**What is asked**
Please write out the material that follows, exactly as it stands.

**Exercise data**
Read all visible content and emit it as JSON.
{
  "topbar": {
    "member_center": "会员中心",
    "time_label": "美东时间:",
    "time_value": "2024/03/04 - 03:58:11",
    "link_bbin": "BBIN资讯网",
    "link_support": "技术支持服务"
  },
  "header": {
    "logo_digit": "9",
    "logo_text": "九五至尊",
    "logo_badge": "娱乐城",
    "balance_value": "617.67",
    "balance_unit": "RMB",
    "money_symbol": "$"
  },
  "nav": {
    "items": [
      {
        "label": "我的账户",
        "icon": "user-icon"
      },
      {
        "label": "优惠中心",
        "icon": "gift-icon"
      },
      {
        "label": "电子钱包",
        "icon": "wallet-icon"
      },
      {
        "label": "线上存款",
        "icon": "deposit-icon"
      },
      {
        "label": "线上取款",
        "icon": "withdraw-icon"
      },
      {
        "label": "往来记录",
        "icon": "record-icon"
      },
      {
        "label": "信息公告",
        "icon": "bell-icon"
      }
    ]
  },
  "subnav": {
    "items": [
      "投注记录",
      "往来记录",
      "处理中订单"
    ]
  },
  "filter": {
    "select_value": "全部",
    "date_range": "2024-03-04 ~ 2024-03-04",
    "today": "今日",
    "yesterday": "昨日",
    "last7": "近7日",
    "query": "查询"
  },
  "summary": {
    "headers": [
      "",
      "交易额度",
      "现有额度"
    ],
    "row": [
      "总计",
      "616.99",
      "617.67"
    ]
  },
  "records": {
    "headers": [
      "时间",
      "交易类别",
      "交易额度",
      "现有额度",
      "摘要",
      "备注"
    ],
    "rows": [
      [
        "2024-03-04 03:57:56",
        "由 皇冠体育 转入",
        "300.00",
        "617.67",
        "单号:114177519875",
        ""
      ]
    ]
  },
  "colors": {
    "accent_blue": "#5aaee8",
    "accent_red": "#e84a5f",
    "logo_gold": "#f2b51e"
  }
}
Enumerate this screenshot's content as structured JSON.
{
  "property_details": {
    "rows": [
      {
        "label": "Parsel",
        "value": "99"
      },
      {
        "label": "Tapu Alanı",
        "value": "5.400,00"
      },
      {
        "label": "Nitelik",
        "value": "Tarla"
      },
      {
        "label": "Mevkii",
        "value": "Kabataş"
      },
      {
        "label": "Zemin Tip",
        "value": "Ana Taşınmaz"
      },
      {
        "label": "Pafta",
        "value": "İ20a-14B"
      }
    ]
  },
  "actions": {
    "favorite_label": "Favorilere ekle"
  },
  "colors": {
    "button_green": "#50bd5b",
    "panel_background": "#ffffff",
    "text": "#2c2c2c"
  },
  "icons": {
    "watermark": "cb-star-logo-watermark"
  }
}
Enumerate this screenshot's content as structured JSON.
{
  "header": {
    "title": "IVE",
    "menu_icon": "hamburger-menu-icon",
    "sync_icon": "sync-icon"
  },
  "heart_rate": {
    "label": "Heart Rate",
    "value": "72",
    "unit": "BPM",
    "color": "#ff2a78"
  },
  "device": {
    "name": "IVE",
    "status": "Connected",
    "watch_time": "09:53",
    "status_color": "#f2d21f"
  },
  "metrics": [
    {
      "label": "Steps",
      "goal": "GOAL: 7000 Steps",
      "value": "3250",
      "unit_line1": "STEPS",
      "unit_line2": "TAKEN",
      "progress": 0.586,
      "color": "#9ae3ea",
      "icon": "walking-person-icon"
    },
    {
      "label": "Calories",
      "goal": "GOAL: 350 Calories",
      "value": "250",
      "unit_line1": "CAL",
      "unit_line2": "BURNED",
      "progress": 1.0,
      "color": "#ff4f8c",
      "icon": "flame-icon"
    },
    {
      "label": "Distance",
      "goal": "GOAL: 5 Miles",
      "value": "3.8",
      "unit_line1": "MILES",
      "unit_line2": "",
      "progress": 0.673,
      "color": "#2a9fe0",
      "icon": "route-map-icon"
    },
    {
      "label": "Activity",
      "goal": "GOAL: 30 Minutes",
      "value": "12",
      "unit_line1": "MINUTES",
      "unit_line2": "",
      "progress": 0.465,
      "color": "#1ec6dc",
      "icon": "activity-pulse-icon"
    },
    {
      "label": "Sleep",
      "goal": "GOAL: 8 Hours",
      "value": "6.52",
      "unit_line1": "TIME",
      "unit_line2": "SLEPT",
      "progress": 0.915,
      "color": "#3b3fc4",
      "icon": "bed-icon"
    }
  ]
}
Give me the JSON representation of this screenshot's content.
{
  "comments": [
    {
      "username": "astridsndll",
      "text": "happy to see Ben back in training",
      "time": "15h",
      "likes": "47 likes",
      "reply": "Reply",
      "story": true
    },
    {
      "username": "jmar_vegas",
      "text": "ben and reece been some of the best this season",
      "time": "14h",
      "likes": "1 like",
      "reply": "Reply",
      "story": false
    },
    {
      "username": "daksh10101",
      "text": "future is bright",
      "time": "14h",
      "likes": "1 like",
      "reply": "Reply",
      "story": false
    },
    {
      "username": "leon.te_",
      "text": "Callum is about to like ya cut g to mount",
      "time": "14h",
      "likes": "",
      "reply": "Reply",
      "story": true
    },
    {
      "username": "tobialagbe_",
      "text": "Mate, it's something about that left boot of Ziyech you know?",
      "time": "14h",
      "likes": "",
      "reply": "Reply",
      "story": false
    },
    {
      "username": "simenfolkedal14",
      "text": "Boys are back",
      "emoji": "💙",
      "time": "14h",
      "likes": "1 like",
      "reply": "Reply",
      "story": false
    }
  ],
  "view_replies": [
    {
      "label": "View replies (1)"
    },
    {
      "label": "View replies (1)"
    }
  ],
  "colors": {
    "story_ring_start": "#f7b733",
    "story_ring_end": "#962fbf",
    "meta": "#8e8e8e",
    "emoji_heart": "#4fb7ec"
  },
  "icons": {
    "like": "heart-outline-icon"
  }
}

**Solution to this problem**
Read all visible content and emit it as JSON.
{
  "topbar": {
    "member_center": "会员中心",
    "time_label": "美东时间:",
    "time_value": "2024/03/04 - 03:58:11",
    "link_bbin": "BBIN资讯网",
    "link_support": "技术支持服务"
  },
  "header": {
    "logo_digit": "9",
    "logo_text": "九五至尊",
    "logo_badge": "娱乐城",
    "balance_value": "617.67",
    "balance_unit": "RMB",
    "money_symbol": "$"
  },
  "nav": {
    "items": [
      {
        "label": "我的账户",
        "icon": "user-icon"
      },
      {
        "label": "优惠中心",
        "icon": "gift-icon"
      },
      {
        "label": "电子钱包",
        "icon": "wallet-icon"
      },
      {
        "label": "线上存款",
        "icon": "deposit-icon"
      },
      {
        "label": "线上取款",
        "icon": "withdraw-icon"
      },
      {
        "label": "往来记录",
        "icon": "record-icon"
      },
      {
        "label": "信息公告",
        "icon": "bell-icon"
      }
    ]
  },
  "subnav": {
    "items": [
      "投注记录",
      "往来记录",
      "处理中订单"
    ]
  },
  "filter": {
    "select_value": "全部",
    "date_range": "2024-03-04 ~ 2024-03-04",
    "today": "今日",
    "yesterday": "昨日",
    "last7": "近7日",
    "query": "查询"
  },
  "summary": {
    "headers": [
      "",
      "交易额度",
      "现有额度"
    ],
    "row": [
      "总计",
      "616.99",
      "617.67"
    ]
  },
  "records": {
    "headers": [
      "时间",
      "交易类别",
      "交易额度",
      "现有额度",
      "摘要",
      "备注"
    ],
    "rows": [
      [
        "2024-03-04 03:57:56",
        "由 皇冠体育 转入",
        "300.00",
        "617.67",
        "单号:114177519875",
        ""
      ]
    ]
  },
  "colors": {
    "accent_blue": "#5aaee8",
    "accent_red": "#e84a5f",
    "logo_gold": "#f2b51e"
  }
}
Enumerate this screenshot's content as structured JSON.
{
  "property_details": {
    "rows": [
      {
        "label": "Parsel",
        "value": "99"
      },
      {
        "label": "Tapu Alanı",
        "value": "5.400,00"
      },
      {
        "label": "Nitelik",
        "value": "Tarla"
      },
      {
        "label": "Mevkii",
        "value": "Kabataş"
      },
      {
        "label": "Zemin Tip",
        "value": "Ana Taşınmaz"
      },
      {
        "label": "Pafta",
        "value": "İ20a-14B"
      }
    ]
  },
  "actions": {
    "favorite_label": "Favorilere ekle"
  },
  "colors": {
    "button_green": "#50bd5b",
    "panel_background": "#ffffff",
    "text": "#2c2c2c"
  },
  "icons": {
    "watermark": "cb-star-logo-watermark"
  }
}
Enumerate this screenshot's content as structured JSON.
{
  "header": {
    "title": "IVE",
    "menu_icon": "hamburger-menu-icon",
    "sync_icon": "sync-icon"
  },
  "heart_rate": {
    "label": "Heart Rate",
    "value": "72",
    "unit": "BPM",
    "color": "#ff2a78"
  },
  "device": {
    "name": "IVE",
    "status": "Connected",
    "watch_time": "09:53",
    "status_color": "#f2d21f"
  },
  "metrics": [
    {
      "label": "Steps",
      "goal": "GOAL: 7000 Steps",
      "value": "3250",
      "unit_line1": "STEPS",
      "unit_line2": "TAKEN",
      "progress": 0.586,
      "color": "#9ae3ea",
      "icon": "walking-person-icon"
    },
    {
      "label": "Calories",
      "goal": "GOAL: 350 Calories",
      "value": "250",
      "unit_line1": "CAL",
      "unit_line2": "BURNED",
      "progress": 1.0,
      "color": "#ff4f8c",
      "icon": "flame-icon"
    },
    {
      "label": "Distance",
      "goal": "GOAL: 5 Miles",
      "value": "3.8",
      "unit_line1": "MILES",
      "unit_line2": "",
      "progress": 0.673,
      "color": "#2a9fe0",
      "icon": "route-map-icon"
    },
    {
      "label": "Activity",
      "goal": "GOAL: 30 Minutes",
      "value": "12",
      "unit_line1": "MINUTES",
      "unit_line2": "",
      "progress": 0.465,
      "color": "#1ec6dc",
      "icon": "activity-pulse-icon"
    },
    {
      "label": "Sleep",
      "goal": "GOAL: 8 Hours",
      "value": "6.52",
      "unit_line1": "TIME",
      "unit_line2": "SLEPT",
      "progress": 0.915,
      "color": "#3b3fc4",
      "icon": "bed-icon"
    }
  ]
}
Give me the JSON representation of this screenshot's content.
{
  "comments": [
    {
      "username": "astridsndll",
      "text": "happy to see Ben back in training",
      "time": "15h",
      "likes": "47 likes",
      "reply": "Reply",
      "story": true
    },
    {
      "username": "jmar_vegas",
      "text": "ben and reece been some of the best this season",
      "time": "14h",
      "likes": "1 like",
      "reply": "Reply",
      "story": false
    },
    {
      "username": "daksh10101",
      "text": "future is bright",
      "time": "14h",
      "likes": "1 like",
      "reply": "Reply",
      "story": false
    },
    {
      "username": "leon.te_",
      "text": "Callum is about to like ya cut g to mount",
      "time": "14h",
      "likes": "",
      "reply": "Reply",
      "story": true
    },
    {
      "username": "tobialagbe_",
      "text": "Mate, it's something about that left boot of Ziyech you know?",
      "time": "14h",
      "likes": "",
      "reply": "Reply",
      "story": false
    },
    {
      "username": "simenfolkedal14",
      "text": "Boys are back",
      "emoji": "💙",
      "time": "14h",
      "likes": "1 like",
      "reply": "Reply",
      "story": false
    }
  ],
  "view_replies": [
    {
      "label": "View replies (1)"
    },
    {
      "label": "View replies (1)"
    }
  ],
  "colors": {
    "story_ring_start": "#f7b733",
    "story_ring_end": "#962fbf",
    "meta": "#8e8e8e",
    "emoji_heart": "#4fb7ec"
  },
  "icons": {
    "like": "heart-outline-icon"
  }
}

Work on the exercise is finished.